Find the string "Parse" in the records. Copy every line it appears in.

-*-

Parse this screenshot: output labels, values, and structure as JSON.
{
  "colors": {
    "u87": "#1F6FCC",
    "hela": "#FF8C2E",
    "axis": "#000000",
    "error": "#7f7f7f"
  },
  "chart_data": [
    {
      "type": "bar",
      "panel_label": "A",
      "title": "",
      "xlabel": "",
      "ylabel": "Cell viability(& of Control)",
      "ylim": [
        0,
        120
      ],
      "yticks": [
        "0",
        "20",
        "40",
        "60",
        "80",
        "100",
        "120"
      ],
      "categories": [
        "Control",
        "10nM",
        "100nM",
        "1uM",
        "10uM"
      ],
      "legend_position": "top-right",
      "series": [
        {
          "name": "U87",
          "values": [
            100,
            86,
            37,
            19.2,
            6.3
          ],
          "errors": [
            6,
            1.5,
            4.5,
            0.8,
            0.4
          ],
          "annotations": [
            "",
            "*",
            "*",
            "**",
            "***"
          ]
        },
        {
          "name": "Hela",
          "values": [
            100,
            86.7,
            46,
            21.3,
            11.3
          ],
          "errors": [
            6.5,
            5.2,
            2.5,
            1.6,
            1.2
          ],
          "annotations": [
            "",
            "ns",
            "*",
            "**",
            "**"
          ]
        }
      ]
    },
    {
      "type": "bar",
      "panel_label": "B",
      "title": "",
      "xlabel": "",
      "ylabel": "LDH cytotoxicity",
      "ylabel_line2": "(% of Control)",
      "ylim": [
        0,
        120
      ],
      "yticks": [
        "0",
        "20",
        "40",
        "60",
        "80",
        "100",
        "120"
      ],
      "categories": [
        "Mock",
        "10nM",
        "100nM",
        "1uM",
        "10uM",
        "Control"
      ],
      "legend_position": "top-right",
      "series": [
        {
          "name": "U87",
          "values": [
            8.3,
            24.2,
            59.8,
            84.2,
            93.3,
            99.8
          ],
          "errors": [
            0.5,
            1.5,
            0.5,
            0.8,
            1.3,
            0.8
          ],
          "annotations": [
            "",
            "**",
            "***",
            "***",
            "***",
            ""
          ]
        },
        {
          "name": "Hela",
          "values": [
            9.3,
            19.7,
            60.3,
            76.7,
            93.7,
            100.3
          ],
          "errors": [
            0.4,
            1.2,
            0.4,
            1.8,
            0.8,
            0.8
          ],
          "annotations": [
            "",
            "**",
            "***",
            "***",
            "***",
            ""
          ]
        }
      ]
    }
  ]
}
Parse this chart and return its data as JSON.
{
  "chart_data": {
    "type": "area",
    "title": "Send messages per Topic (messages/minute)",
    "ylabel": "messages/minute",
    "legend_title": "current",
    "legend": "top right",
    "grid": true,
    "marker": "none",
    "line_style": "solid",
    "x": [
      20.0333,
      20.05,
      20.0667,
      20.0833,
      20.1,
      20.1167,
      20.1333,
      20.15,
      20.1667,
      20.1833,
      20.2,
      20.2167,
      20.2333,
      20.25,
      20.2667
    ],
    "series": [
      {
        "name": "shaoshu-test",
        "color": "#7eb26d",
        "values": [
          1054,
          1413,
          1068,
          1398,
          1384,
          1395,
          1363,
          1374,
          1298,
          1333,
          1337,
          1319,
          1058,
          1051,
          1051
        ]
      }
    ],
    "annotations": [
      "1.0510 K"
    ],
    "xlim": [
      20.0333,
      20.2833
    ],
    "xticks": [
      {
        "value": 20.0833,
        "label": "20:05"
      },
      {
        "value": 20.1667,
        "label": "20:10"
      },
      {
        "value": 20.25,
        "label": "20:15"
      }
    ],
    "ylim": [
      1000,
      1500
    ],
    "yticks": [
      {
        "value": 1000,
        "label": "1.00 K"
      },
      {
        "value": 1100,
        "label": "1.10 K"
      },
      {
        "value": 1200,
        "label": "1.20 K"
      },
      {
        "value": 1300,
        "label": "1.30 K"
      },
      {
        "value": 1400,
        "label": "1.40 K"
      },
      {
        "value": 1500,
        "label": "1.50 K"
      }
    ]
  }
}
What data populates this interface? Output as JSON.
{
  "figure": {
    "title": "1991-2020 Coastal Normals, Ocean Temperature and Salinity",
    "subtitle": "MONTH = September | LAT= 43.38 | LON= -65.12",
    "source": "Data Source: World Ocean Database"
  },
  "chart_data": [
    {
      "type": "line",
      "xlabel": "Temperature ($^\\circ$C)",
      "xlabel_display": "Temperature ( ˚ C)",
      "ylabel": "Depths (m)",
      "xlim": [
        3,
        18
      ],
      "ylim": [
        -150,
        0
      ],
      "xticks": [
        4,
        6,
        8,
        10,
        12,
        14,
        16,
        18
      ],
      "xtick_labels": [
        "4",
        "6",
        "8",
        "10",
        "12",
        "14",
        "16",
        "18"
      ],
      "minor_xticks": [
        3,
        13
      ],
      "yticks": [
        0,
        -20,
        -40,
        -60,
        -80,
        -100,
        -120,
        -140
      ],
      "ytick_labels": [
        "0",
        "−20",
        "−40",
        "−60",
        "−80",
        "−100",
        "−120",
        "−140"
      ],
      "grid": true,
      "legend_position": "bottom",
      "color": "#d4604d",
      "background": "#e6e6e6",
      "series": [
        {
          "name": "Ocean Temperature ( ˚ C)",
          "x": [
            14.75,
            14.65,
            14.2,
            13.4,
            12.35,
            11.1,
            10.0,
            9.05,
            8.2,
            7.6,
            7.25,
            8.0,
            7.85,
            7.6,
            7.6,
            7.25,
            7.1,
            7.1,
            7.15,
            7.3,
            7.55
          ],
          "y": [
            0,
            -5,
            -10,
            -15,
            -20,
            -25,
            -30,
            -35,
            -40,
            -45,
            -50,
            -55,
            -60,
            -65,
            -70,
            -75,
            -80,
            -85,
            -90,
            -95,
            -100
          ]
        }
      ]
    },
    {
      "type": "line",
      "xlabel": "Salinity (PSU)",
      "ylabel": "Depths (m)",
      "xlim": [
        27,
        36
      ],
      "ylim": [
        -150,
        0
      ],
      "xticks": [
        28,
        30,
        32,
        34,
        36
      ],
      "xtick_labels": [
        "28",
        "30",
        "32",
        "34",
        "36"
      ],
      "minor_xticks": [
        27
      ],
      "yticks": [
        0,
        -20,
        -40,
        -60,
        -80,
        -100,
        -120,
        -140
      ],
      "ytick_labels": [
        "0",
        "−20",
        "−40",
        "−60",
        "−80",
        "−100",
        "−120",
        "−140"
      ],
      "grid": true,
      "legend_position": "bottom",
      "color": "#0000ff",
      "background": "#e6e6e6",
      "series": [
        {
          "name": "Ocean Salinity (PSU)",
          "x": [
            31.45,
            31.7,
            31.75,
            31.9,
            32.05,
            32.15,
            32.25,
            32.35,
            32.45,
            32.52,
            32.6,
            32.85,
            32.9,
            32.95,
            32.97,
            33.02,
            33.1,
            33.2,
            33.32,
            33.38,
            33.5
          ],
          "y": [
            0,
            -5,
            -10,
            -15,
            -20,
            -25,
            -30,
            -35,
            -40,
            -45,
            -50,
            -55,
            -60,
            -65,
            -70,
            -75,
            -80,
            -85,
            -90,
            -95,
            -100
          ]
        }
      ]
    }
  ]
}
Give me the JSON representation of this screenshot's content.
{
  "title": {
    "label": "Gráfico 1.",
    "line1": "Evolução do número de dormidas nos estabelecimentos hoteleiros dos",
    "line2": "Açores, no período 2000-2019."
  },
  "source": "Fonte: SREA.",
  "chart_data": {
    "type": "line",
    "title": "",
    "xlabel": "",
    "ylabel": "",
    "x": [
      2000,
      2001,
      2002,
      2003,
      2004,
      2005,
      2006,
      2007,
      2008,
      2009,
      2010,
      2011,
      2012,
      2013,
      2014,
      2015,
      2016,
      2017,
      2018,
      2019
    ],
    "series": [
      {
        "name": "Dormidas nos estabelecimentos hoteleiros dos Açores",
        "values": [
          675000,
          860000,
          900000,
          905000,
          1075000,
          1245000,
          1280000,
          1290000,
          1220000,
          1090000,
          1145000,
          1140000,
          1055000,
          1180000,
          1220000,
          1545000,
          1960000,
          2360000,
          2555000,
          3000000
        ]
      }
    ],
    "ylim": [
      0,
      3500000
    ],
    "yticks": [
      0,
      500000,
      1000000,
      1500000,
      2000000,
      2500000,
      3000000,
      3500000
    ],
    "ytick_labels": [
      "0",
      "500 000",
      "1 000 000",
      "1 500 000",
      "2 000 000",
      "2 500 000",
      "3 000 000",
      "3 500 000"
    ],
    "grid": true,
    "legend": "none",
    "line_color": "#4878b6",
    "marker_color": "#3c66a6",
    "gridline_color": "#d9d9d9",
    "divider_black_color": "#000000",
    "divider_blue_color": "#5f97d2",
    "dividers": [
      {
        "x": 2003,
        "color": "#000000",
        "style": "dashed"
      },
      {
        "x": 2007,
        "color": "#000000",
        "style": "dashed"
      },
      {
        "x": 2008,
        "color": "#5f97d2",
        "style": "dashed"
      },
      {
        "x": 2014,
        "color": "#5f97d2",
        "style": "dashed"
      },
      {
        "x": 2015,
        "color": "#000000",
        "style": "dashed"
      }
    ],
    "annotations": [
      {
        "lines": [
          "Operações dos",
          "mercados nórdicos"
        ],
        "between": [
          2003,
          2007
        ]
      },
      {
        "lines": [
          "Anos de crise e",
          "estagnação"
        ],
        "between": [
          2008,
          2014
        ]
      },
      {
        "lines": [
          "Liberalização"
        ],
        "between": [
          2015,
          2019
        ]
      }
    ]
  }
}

-*-

THE REPLY:
Parse this screenshot: output labels, values, and structure as JSON.
Parse this chart and return its data as JSON.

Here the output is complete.